§ TASK GOAL
Pick out each line of the records in which the word "million" appears.
::: RECORDED INFORMATION
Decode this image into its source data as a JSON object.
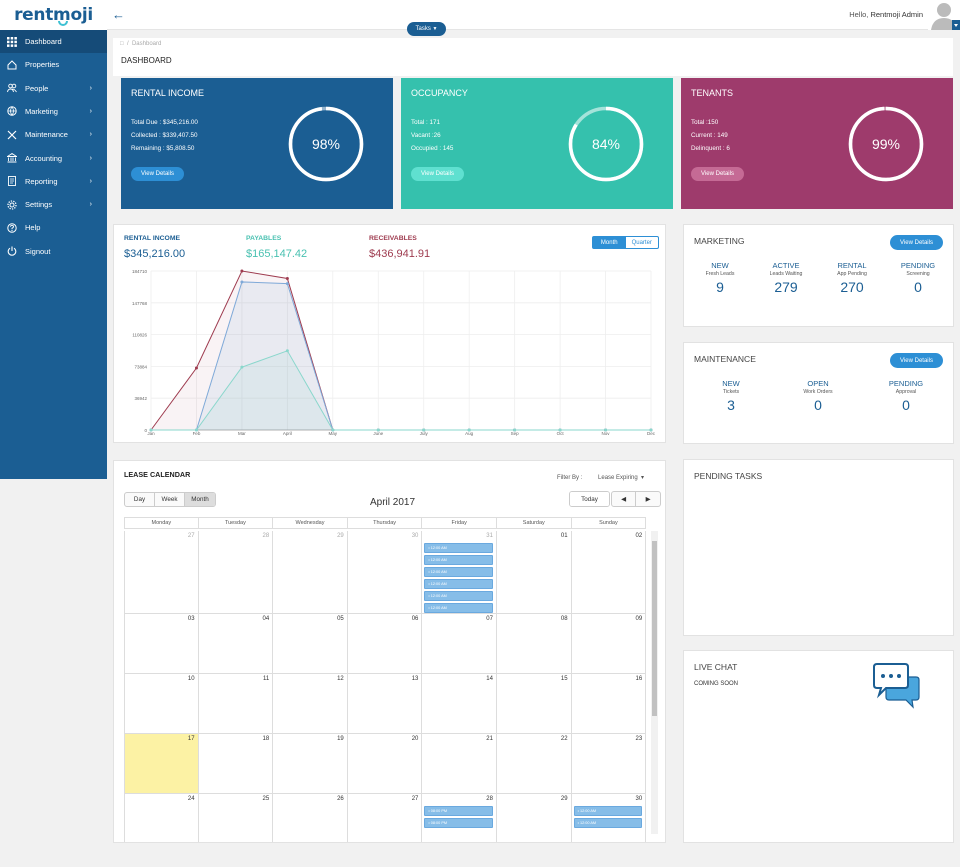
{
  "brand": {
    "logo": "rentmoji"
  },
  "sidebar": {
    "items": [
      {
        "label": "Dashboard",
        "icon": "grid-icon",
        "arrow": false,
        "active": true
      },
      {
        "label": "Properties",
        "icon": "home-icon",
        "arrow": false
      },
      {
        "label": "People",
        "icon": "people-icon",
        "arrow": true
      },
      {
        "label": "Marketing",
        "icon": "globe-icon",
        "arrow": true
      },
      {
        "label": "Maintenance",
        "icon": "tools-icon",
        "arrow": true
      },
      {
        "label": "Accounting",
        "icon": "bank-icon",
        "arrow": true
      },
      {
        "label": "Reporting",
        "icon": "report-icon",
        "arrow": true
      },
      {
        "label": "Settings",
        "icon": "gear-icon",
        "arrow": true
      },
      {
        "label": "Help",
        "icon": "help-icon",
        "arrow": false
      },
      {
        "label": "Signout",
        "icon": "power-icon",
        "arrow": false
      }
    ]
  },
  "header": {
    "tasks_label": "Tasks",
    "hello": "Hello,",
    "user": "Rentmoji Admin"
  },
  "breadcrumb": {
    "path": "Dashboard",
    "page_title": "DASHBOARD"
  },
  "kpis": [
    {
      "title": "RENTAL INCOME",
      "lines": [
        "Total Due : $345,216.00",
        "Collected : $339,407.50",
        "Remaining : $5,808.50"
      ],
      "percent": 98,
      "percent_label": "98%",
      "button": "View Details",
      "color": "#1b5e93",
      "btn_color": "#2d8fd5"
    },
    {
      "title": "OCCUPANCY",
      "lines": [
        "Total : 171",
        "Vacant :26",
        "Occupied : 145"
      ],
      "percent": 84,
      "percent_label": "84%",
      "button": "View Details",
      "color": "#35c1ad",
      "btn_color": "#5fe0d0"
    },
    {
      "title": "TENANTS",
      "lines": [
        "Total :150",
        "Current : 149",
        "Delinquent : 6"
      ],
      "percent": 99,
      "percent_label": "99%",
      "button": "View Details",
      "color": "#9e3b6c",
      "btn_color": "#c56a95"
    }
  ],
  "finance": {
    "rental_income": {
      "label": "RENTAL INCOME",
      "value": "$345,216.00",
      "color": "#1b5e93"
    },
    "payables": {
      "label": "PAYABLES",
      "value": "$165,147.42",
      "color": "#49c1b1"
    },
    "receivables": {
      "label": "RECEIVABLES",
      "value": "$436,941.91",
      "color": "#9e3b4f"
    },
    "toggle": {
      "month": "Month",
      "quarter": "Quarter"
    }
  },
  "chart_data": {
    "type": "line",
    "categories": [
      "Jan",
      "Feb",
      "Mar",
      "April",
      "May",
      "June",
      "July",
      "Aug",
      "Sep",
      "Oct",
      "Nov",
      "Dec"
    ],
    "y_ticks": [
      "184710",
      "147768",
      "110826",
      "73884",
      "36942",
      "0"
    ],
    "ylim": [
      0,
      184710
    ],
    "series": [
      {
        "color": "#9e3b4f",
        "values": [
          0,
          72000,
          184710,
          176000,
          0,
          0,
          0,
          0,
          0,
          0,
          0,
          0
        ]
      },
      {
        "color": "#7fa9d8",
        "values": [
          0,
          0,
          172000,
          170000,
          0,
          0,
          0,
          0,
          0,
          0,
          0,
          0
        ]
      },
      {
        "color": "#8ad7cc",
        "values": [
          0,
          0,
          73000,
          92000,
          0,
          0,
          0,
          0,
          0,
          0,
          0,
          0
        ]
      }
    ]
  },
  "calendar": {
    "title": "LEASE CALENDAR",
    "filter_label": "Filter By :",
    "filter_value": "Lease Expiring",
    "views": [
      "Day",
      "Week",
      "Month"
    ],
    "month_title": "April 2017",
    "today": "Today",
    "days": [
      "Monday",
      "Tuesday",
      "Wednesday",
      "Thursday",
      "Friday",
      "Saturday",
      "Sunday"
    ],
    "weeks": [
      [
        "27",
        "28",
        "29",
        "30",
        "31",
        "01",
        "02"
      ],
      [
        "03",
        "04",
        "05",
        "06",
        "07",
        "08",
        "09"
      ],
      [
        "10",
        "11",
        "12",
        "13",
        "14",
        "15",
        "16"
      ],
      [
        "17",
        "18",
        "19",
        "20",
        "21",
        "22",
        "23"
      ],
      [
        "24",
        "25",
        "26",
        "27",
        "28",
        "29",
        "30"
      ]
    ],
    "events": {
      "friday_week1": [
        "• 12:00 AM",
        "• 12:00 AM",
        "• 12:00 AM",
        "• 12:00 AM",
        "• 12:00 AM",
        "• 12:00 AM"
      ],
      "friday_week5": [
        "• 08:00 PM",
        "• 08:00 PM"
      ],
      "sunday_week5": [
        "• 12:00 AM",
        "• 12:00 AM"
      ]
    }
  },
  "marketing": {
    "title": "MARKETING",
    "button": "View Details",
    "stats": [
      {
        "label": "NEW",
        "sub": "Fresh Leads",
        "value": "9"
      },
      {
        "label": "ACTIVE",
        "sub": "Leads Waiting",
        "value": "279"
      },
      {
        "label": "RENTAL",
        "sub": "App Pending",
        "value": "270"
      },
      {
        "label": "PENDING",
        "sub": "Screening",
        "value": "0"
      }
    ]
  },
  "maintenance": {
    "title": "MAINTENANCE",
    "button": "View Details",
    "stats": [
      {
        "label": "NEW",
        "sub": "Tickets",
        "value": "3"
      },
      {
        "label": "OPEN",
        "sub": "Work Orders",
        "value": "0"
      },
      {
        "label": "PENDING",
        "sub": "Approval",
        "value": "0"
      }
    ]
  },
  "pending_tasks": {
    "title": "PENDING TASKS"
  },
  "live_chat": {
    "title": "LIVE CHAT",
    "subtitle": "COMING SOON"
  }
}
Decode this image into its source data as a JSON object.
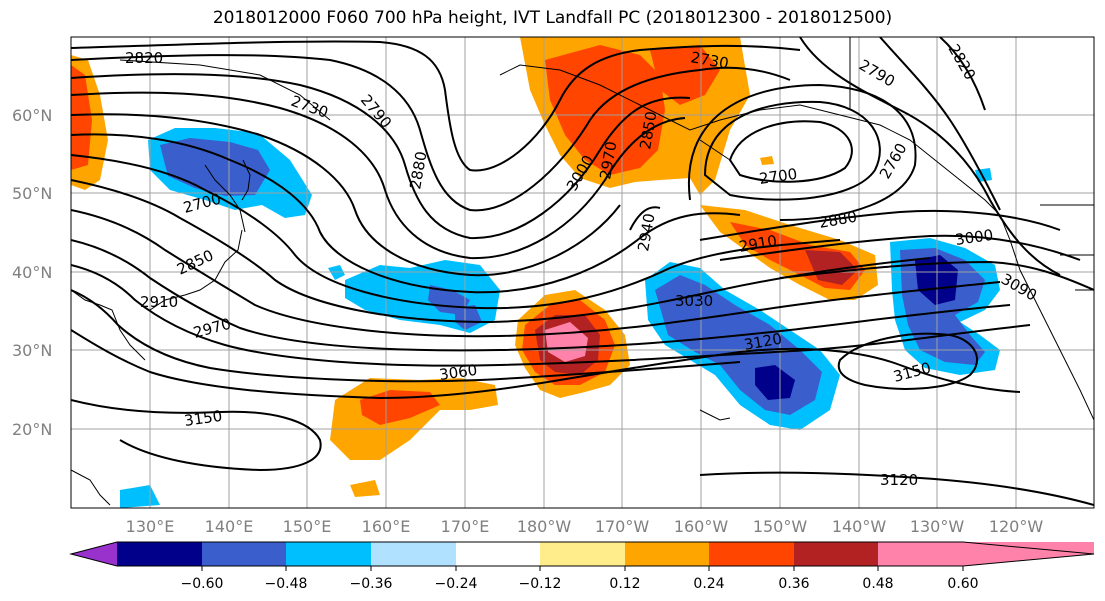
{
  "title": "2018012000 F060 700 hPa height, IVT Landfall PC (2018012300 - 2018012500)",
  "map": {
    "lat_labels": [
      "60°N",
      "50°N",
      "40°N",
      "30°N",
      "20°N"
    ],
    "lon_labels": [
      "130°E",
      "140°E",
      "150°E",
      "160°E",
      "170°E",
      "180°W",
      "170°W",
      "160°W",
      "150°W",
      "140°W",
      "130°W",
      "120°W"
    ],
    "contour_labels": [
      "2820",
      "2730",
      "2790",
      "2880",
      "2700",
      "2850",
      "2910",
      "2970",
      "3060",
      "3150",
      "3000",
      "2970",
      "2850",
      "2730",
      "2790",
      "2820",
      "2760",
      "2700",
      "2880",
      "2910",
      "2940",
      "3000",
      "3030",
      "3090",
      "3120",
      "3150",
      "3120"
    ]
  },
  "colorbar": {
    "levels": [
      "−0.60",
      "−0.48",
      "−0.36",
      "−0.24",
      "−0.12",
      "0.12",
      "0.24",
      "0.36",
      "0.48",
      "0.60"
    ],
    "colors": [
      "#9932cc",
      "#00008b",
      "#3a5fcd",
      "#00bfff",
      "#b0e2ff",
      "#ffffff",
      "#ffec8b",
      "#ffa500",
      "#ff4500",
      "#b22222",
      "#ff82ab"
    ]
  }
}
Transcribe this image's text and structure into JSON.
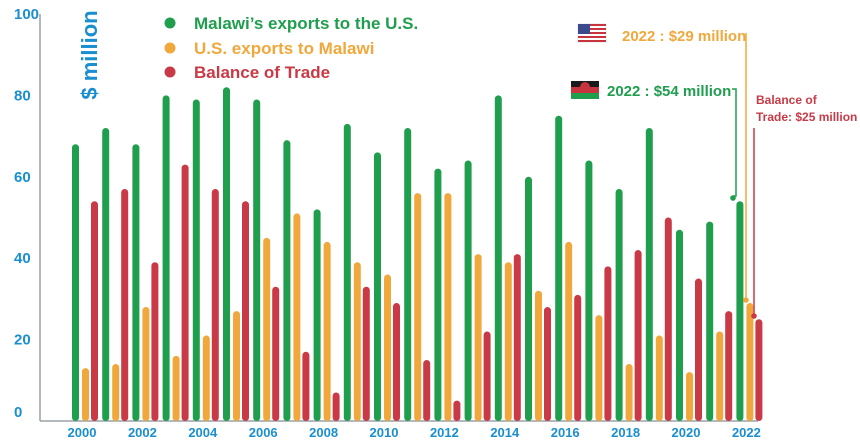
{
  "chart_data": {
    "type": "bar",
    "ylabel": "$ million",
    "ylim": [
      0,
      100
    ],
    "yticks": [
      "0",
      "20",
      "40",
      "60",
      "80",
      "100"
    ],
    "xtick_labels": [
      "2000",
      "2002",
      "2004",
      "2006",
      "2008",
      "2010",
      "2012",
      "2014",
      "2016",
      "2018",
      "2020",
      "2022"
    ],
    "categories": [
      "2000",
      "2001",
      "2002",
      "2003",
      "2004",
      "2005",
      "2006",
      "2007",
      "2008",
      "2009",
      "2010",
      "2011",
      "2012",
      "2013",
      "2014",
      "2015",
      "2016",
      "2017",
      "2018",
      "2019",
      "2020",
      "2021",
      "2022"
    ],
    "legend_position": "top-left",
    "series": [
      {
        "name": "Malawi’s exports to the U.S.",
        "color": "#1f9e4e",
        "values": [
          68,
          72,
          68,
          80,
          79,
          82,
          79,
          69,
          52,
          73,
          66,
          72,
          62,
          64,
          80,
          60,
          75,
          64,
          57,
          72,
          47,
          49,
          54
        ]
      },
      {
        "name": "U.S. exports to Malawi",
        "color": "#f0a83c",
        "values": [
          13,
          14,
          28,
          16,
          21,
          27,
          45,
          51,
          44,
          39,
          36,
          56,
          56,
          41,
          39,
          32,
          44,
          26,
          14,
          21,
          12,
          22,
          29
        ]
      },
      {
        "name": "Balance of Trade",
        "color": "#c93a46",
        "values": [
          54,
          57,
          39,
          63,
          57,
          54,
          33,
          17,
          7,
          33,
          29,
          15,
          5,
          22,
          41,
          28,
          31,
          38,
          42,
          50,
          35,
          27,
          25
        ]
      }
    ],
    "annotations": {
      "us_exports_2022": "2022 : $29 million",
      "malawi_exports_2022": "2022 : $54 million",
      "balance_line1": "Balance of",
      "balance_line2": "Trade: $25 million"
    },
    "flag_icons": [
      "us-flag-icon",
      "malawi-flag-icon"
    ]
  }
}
::::::
§ CORRECT RESULT
    "ylabel": "$ million",
      "us_exports_2022": "2022 : $29 million",
      "malawi_exports_2022": "2022 : $54 million",
      "balance_line2": "Trade: $25 million"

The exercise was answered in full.